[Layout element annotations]
((
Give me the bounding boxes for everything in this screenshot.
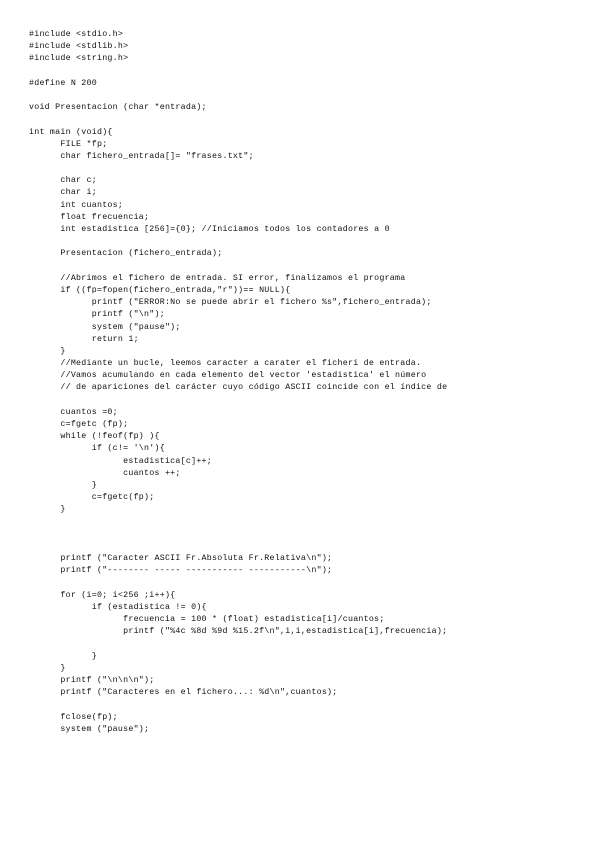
code-line: void Presentacion (char *entrada); [29,103,207,113]
code-line: } [29,651,97,661]
code-line: FILE *fp; [29,139,108,149]
code-line [29,517,594,529]
code-line: #include <stdlib.h> [29,42,129,52]
code-line: cuantos ++; [29,468,181,478]
code-line: // de apariciones del carácter cuyo código ASCII coincide con el índice de [29,383,448,393]
code-line: printf ("-------- ----- ----------- -----------\n"); [29,566,333,576]
code-line: printf ("\n\n\n"); [29,675,155,685]
code-line [29,395,594,407]
code-line: printf ("ERROR:No se puede abrir el fichero %s",fichero_entrada); [29,298,432,308]
code-line: frecuencia = 100 * (float) estadistica[i]/cuantos; [29,615,385,624]
code-line [29,261,594,273]
code-listing [29,29,594,736]
code-line: estadistica[c]++; [29,456,213,466]
code-line: system ("pause"); [29,724,150,734]
code-line: //Abrimos el fichero de entrada. SI error, finalizamos el programa [29,273,406,283]
code-line: fclose(fp); [29,712,118,722]
code-line: //Vamos acumulando en cada elemento del vector 'estadistica' el número [29,371,427,381]
code-line: } [29,480,97,490]
code-line: if ((fp=fopen(fichero_entrada,"r"))== NULL){ [29,285,291,295]
code-line: Presentacion (fichero_entrada); [29,249,223,259]
code-line [29,577,594,589]
code-line: char c; [29,176,97,186]
code-line: #include <string.h> [29,54,129,64]
code-line [29,529,594,541]
code-line: c=fgetc (fp); [29,420,129,429]
code-line: float frecuencia; [29,212,150,222]
code-line: int main (void){ [29,127,113,137]
code-line: char fichero_entrada[]= "frases.txt"; [29,151,254,161]
code-line: } [29,346,66,356]
code-line: int cuantos; [29,200,124,210]
code-line [29,541,594,553]
code-line: #define N 200 [29,78,97,88]
code-line [29,90,594,102]
code-line [29,163,594,175]
code-line: return 1; [29,334,139,344]
code-line [29,638,594,650]
code-line: for (i=0; i<256 ;i++){ [29,590,176,600]
code-line [29,236,594,248]
code-line: if (estadistica != 0){ [29,602,207,612]
code-line: c=fgetc(fp); [29,493,155,503]
code-line: printf ("Caracteres en el fichero...: %d\n",cuantos); [29,688,338,698]
code-line: cuantos =0; [29,407,118,417]
code-line [29,66,594,78]
code-line: //Mediante un bucle, leemos caracter a carater el ficheri de entrada. [29,359,422,369]
code-line: } [29,505,66,515]
code-line [29,114,594,126]
code-line: char i; [29,188,97,198]
code-line: int estadistica [256]={0}; //Iniciamos todos los contadores a 0 [29,225,390,234]
code-line: #include <stdio.h> [29,30,124,39]
code-line: } [29,663,66,673]
code-line: printf ("Caracter ASCII Fr.Absoluta Fr.Relativa\n"); [29,554,333,564]
code-line: while (!feof(fp) ){ [29,432,160,442]
code-line: if (c!= '\n'){ [29,444,165,454]
code-line: system ("pause"); [29,322,181,332]
code-line: printf ("\n"); [29,310,165,320]
code-line: printf ("%4c %8d %9d %15.2f\n",i,i,estadistica[i],frecuencia); [29,627,448,637]
code-line [29,699,594,711]
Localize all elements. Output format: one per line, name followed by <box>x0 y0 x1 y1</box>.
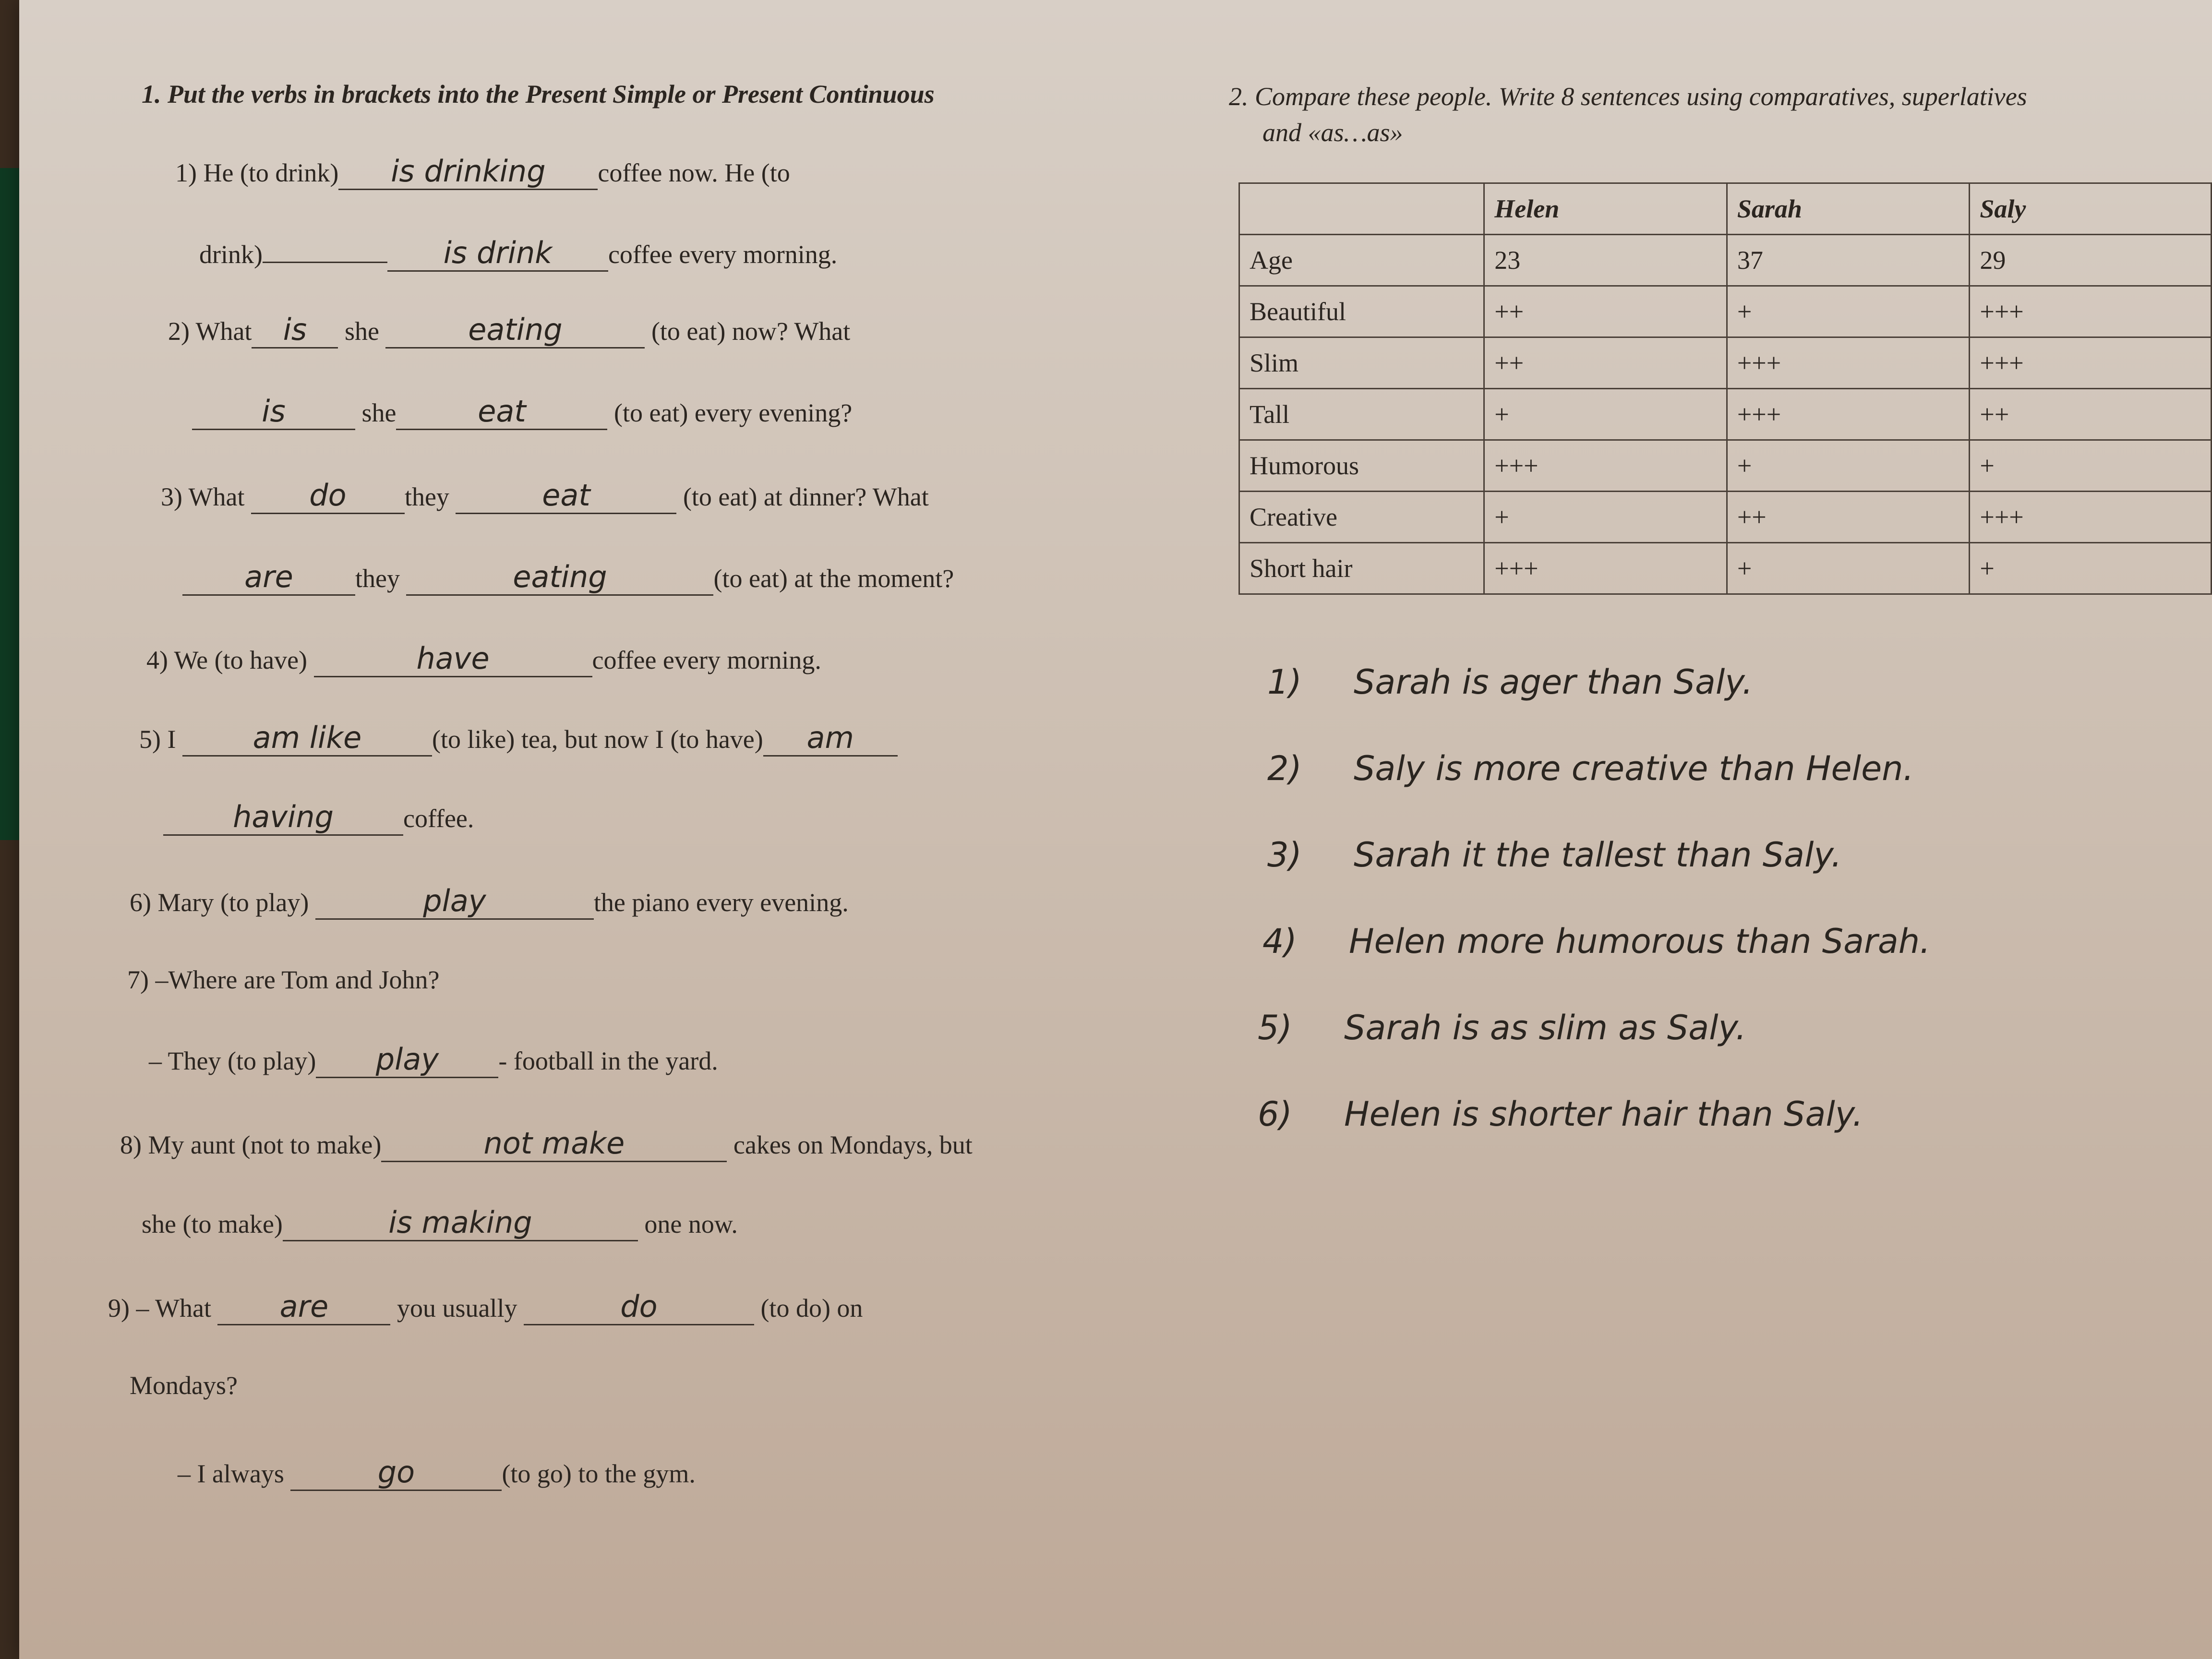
table-row <box>1239 235 2212 286</box>
ex5-text-1: (to like) tea, but now I (to have) <box>432 725 763 754</box>
exercise-8-line-1 <box>120 1126 973 1162</box>
table-cell: +++ <box>1727 337 1970 389</box>
table-header-cell: Helen <box>1484 183 1727 235</box>
exercise-2-line-2 <box>192 394 852 430</box>
ex2-prompt: 2) What <box>168 317 252 346</box>
answer-text: Sarah is as slim as Saly. <box>1344 1008 1746 1047</box>
exercise-9-line-3 <box>178 1455 696 1491</box>
table-row <box>1239 440 2212 492</box>
exercise-1-line-1 <box>175 154 790 190</box>
table-cell: +++ <box>1484 543 1727 594</box>
ex9-prompt-2: – I always <box>178 1459 284 1488</box>
ex1-text-2: coffee every morning. <box>608 240 838 269</box>
ex9-answer-2[interactable]: do <box>524 1289 754 1325</box>
table-row-label: Humorous <box>1239 440 1484 492</box>
table-cell: + <box>1727 440 1970 492</box>
table-header-cell <box>1239 183 1484 235</box>
ex5-answer-1[interactable]: am like <box>182 720 432 757</box>
ex9-answer-3[interactable]: go <box>290 1455 502 1491</box>
table-cell: +++ <box>1970 492 2212 543</box>
table-row <box>1239 389 2212 440</box>
ex3-text-2: (to eat) at dinner? What <box>683 482 929 511</box>
table-header-row <box>1239 183 2212 235</box>
ex8-answer-1[interactable]: not make <box>381 1126 727 1162</box>
ex1-answer-1[interactable]: is drinking <box>338 154 598 190</box>
ex3-answer-3[interactable]: are <box>182 559 355 596</box>
table-row-label: Age <box>1239 235 1484 286</box>
exercise-6 <box>130 883 849 920</box>
ex2-text-2: (to eat) now? What <box>651 317 851 346</box>
table-cell: + <box>1727 543 1970 594</box>
ex6-text: the piano every evening. <box>593 888 849 917</box>
table-cell: ++ <box>1484 286 1727 337</box>
exercise-7-question: 7) –Where are Tom and John? <box>127 965 440 994</box>
table-row <box>1239 337 2212 389</box>
table-row-label: Short hair <box>1239 543 1484 594</box>
ex4-text: coffee every morning. <box>592 646 821 674</box>
ex6-prompt: 6) Mary (to play) <box>130 888 309 917</box>
table-cell: 29 <box>1970 235 2212 286</box>
ex8-answer-2[interactable]: is making <box>283 1205 638 1241</box>
ex3-answer-2[interactable]: eat <box>456 478 676 514</box>
ex4-prompt: 4) We (to have) <box>146 646 308 674</box>
answer-number: 2) <box>1267 749 1302 788</box>
exercise-3-line-1 <box>161 478 929 514</box>
table-row <box>1239 286 2212 337</box>
answer-text: Helen is shorter hair than Saly. <box>1344 1094 1863 1134</box>
ex8-text-2: one now. <box>644 1210 738 1238</box>
answer-number: 3) <box>1267 835 1302 875</box>
answer-number: 4) <box>1262 922 1297 961</box>
ex2-answer-4[interactable]: eat <box>396 394 607 430</box>
table-cell: + <box>1970 440 2212 492</box>
table-cell: ++ <box>1970 389 2212 440</box>
exercise-5-line-2 <box>163 799 474 836</box>
ex6-answer[interactable]: play <box>315 883 594 920</box>
answer-text: Helen more humorous than Sarah. <box>1349 922 1931 961</box>
exercise-5-line-1 <box>139 720 898 757</box>
table-cell: +++ <box>1970 286 2212 337</box>
answer-sentence[interactable] <box>1262 922 1930 961</box>
ex9-text-3: (to go) to the gym. <box>502 1459 696 1488</box>
table-cell: +++ <box>1970 337 2212 389</box>
table-header-cell: Saly <box>1970 183 2212 235</box>
ex3-prompt: 3) What <box>161 482 245 511</box>
ex9-prompt: 9) – What <box>108 1294 211 1322</box>
ex1-answer-2[interactable]: is drink <box>387 235 608 272</box>
ex4-answer[interactable]: have <box>314 641 592 677</box>
table-cell: + <box>1484 389 1727 440</box>
table-row <box>1239 492 2212 543</box>
ex5-answer-3[interactable]: having <box>163 799 403 836</box>
answer-number: 5) <box>1258 1008 1292 1047</box>
ex1-prompt-2: drink) <box>199 240 263 269</box>
table-cell: 37 <box>1727 235 1970 286</box>
answer-number: 6) <box>1258 1094 1292 1134</box>
table-cell: +++ <box>1727 389 1970 440</box>
ex3-answer-4[interactable]: eating <box>406 559 713 596</box>
ex1-text: coffee now. He (to <box>598 158 790 187</box>
table-cell: ++ <box>1727 492 1970 543</box>
table-cell: + <box>1727 286 1970 337</box>
answer-text: Sarah is ager than Saly. <box>1354 662 1753 702</box>
exercise-2-line-1 <box>168 312 850 349</box>
ex2-answer-3[interactable]: is <box>192 394 355 430</box>
table-row <box>1239 543 2212 594</box>
exercise-9-line-2: Mondays? <box>130 1371 238 1400</box>
table-row-label: Creative <box>1239 492 1484 543</box>
ex5-text-2: coffee. <box>403 804 474 833</box>
blank <box>263 262 387 263</box>
ex2-text-1: she <box>344 317 379 346</box>
ex8-prompt: 8) My aunt (not to make) <box>120 1130 382 1159</box>
answer-sentence[interactable] <box>1258 1094 1863 1134</box>
table-row-label: Beautiful <box>1239 286 1484 337</box>
task2-title-line-2: and «as…as» <box>1262 118 1403 147</box>
ex2-text-4: (to eat) every evening? <box>613 398 853 427</box>
table-cell: +++ <box>1484 440 1727 492</box>
exercise-4 <box>146 641 821 677</box>
ex9-text-1: you usually <box>397 1294 517 1322</box>
ex2-answer-2[interactable]: eating <box>385 312 645 349</box>
ex5-prompt: 5) I <box>139 725 176 754</box>
ex7-text: - football in the yard. <box>498 1046 718 1075</box>
table-row-label: Tall <box>1239 389 1484 440</box>
worksheet-page <box>19 0 2212 1659</box>
answer-text: Sarah it the tallest than Saly. <box>1354 835 1842 875</box>
exercise-7-line-2 <box>149 1042 718 1078</box>
table-cell: ++ <box>1484 337 1727 389</box>
table-cell: + <box>1970 543 2212 594</box>
task1-title: 1. Put the verbs in brackets into the Present Simple or Present Continuous <box>142 80 935 108</box>
ex5-answer-2[interactable]: am <box>763 720 898 757</box>
ex3-text-3: they <box>355 564 400 593</box>
ex3-text-4: (to eat) at the moment? <box>713 564 954 593</box>
table-header-cell: Sarah <box>1727 183 1970 235</box>
exercise-3-line-2 <box>182 559 954 596</box>
ex7-prompt: – They (to play) <box>149 1046 316 1075</box>
ex9-text-2: (to do) on <box>760 1294 863 1322</box>
answer-number: 1) <box>1267 662 1302 702</box>
answer-sentence[interactable] <box>1267 835 1842 875</box>
table-row-label: Slim <box>1239 337 1484 389</box>
ex8-prompt-2: she (to make) <box>142 1210 283 1238</box>
ex3-answer-1[interactable]: do <box>251 478 405 514</box>
ex1-prompt: 1) He (to drink) <box>175 158 339 187</box>
exercise-1-line-2 <box>199 235 837 272</box>
exercise-9-line-1 <box>108 1289 863 1325</box>
answer-sentence[interactable] <box>1258 1008 1746 1047</box>
ex9-answer-1[interactable]: are <box>217 1289 390 1325</box>
table-cell: + <box>1484 492 1727 543</box>
ex8-text-1: cakes on Mondays, but <box>733 1130 973 1159</box>
ex7-answer[interactable]: play <box>316 1042 498 1078</box>
answer-text: Saly is more creative than Helen. <box>1354 749 1914 788</box>
ex2-answer-1[interactable]: is <box>252 312 338 349</box>
exercise-8-line-2 <box>142 1205 738 1241</box>
answer-sentence[interactable] <box>1267 749 1914 788</box>
answer-sentence[interactable] <box>1267 662 1753 702</box>
table-cell: 23 <box>1484 235 1727 286</box>
ex3-text-1: they <box>404 482 449 511</box>
ex2-text-3: she <box>361 398 397 427</box>
task2-title-line-1: 2. Compare these people. Write 8 sentences using comparatives, superlatives <box>1229 82 2027 111</box>
comparison-table <box>1238 182 2212 595</box>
))
■ Problem description:
List the data lines from the one containing "table-row <box>1239 235 2212 286</box>" through the one containing "ex8-answer-1[interactable]: not make" as a numbered list, omitting blank lines.

■ Task response:
1. table-row <box>1239 235 2212 286</box>
2. ex5-text-1: (to like) tea, but now I (to have) <box>432 725 763 754</box>
3. exercise-8-line-1 <box>120 1126 973 1162</box>
4. table-cell: +++ <box>1727 337 1970 389</box>
5. table-header-cell: Helen <box>1484 183 1727 235</box>
6. exercise-2-line-2 <box>192 394 852 430</box>
7. ex2-prompt: 2) What <box>168 317 252 346</box>
8. answer-text: Sarah is as slim as Saly. <box>1344 1008 1746 1047</box>
9. exercise-9-line-3 <box>178 1455 696 1491</box>
10. table-row <box>1239 440 2212 492</box>
11. exercise-1-line-1 <box>175 154 790 190</box>
12. table-cell: +++ <box>1484 543 1727 594</box>
13. ex9-prompt-2: – I always <box>178 1459 284 1488</box>
14. ex1-text-2: coffee every morning. <box>608 240 838 269</box>
15. ex9-answer-2[interactable]: do <box>524 1289 754 1325</box>
16. table-row-label: Humorous <box>1239 440 1484 492</box>
17. table-cell: + <box>1727 440 1970 492</box>
18. table-header-cell <box>1239 183 1484 235</box>
19. ex5-answer-1[interactable]: am like <box>182 720 432 757</box>
20. ex9-answer-3[interactable]: go <box>290 1455 502 1491</box>
21. table-cell: +++ <box>1970 492 2212 543</box>
22. table-row <box>1239 389 2212 440</box>
23. ex3-text-2: (to eat) at dinner? What <box>683 482 929 511</box>
24. table-header-row <box>1239 183 2212 235</box>
25. ex8-answer-1[interactable]: not make <box>381 1126 727 1162</box>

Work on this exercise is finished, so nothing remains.